## DATASET
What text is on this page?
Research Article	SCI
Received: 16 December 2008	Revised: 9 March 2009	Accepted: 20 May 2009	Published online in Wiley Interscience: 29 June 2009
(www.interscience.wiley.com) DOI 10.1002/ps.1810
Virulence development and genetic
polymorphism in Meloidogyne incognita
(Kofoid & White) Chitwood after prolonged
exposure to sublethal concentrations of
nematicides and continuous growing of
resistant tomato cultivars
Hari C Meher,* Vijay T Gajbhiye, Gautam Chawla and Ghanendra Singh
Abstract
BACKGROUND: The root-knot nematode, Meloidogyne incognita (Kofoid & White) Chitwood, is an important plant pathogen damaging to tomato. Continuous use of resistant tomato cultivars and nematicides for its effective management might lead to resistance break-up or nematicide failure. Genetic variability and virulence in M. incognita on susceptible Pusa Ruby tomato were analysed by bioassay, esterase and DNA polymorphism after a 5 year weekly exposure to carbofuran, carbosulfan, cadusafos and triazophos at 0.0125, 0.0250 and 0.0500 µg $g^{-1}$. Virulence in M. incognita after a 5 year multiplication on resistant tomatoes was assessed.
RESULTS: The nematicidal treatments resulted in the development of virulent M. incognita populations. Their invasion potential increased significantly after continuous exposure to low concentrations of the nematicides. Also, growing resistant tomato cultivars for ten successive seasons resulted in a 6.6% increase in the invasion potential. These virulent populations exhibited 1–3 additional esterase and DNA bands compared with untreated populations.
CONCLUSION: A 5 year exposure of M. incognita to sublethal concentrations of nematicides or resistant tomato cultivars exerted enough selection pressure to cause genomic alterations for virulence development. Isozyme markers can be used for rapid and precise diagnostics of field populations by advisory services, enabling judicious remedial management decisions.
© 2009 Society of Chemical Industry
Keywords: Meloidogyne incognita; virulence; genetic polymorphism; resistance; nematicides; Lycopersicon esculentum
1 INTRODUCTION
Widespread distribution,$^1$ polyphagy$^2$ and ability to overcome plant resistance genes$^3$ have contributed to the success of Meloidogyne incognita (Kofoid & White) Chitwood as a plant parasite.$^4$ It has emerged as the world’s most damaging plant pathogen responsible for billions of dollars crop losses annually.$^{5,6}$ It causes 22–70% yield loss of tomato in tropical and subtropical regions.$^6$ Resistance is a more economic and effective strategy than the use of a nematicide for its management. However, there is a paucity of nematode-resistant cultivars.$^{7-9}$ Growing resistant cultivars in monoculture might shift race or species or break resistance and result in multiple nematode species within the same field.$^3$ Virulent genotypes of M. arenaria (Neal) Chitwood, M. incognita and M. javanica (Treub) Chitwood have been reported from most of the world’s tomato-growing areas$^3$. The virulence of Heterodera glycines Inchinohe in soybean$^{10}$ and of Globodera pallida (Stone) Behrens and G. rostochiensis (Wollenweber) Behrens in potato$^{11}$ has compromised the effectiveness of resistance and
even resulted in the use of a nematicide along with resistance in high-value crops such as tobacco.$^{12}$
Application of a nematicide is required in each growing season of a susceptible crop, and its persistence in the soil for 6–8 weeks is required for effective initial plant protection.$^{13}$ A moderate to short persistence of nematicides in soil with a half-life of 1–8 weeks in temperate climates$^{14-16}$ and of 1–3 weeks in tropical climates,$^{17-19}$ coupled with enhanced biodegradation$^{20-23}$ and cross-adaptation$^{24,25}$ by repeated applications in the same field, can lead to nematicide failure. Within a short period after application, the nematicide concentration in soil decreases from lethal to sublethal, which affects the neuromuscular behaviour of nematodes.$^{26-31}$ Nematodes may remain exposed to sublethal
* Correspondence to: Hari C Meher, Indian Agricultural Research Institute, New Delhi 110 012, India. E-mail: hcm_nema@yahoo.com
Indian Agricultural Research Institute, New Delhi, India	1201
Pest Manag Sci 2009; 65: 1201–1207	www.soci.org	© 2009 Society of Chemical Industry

## WHAT YOU NEED TO DO
Only lines holding the word "lead" are wanted here; copy each from the listing.

## RESULT
BACKGROUND: The root-knot nematode, Meloidogyne incognita (Kofoid & White) Chitwood, is an important plant pathogen damaging to tomato. Continuous use of resistant tomato cultivars and nematicides for its effective management might lead to resistance break-up or nematicide failure. Genetic variability and virulence in M. incognita on susceptible Pusa Ruby tomato were analysed by bioassay, esterase and DNA polymorphism after a 5 year weekly exposure to carbofuran, carbosulfan, cadusafos and triazophos at 0.0125, 0.0250 and 0.0500 µg $g^{-1}$. Virulence in M. incognita after a 5 year multiplication on resistant tomatoes was assessed.
Application of a nematicide is required in each growing season of a susceptible crop, and its persistence in the soil for 6–8 weeks is required for effective initial plant protection.$^{13}$ A moderate to short persistence of nematicides in soil with a half-life of 1–8 weeks in temperate climates$^{14-16}$ and of 1–3 weeks in tropical climates,$^{17-19}$ coupled with enhanced biodegradation$^{20-23}$ and cross-adaptation$^{24,25}$ by repeated applications in the same field, can lead to nematicide failure. Within a short period after application, the nematicide concentration in soil decreases from lethal to sublethal, which affects the neuromuscular behaviour of nematodes.$^{26-31}$ Nematodes may remain exposed to sublethal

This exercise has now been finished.